# EXERCISE DIRECTIONS
Collect all lines containing the word "Password" from the data.

# INPUT RECORDS

——————————

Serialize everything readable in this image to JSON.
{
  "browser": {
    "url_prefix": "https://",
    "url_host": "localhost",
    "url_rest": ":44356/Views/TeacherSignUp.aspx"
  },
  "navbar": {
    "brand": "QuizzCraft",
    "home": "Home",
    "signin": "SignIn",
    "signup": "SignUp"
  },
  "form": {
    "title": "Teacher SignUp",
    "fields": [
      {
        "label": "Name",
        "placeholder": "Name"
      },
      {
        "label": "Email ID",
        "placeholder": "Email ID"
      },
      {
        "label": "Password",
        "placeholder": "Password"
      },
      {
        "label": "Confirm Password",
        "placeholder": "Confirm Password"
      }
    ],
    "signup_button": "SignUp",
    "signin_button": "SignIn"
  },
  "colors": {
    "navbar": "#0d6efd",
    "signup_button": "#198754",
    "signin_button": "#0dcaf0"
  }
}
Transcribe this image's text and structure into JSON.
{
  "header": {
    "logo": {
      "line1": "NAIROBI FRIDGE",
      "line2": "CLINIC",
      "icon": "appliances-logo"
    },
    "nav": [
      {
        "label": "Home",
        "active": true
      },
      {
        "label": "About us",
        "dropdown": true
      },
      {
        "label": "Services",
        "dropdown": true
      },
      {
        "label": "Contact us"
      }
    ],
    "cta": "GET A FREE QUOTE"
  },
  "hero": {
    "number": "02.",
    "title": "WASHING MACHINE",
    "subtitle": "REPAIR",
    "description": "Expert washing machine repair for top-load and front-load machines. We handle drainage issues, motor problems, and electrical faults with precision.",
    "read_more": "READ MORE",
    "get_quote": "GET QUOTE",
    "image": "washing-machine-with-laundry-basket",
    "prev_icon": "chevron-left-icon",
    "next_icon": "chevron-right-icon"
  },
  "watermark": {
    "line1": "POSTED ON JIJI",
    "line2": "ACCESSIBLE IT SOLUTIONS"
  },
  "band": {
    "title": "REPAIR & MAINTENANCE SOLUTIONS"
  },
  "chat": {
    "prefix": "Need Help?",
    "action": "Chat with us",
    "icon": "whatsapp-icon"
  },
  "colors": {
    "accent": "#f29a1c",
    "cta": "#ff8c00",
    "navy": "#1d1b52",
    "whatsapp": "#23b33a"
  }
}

——————————

# OUTPUT FOR THIS TASK
        "label": "Password",
        "placeholder": "Password"
        "label": "Confirm Password",
        "placeholder": "Confirm Password"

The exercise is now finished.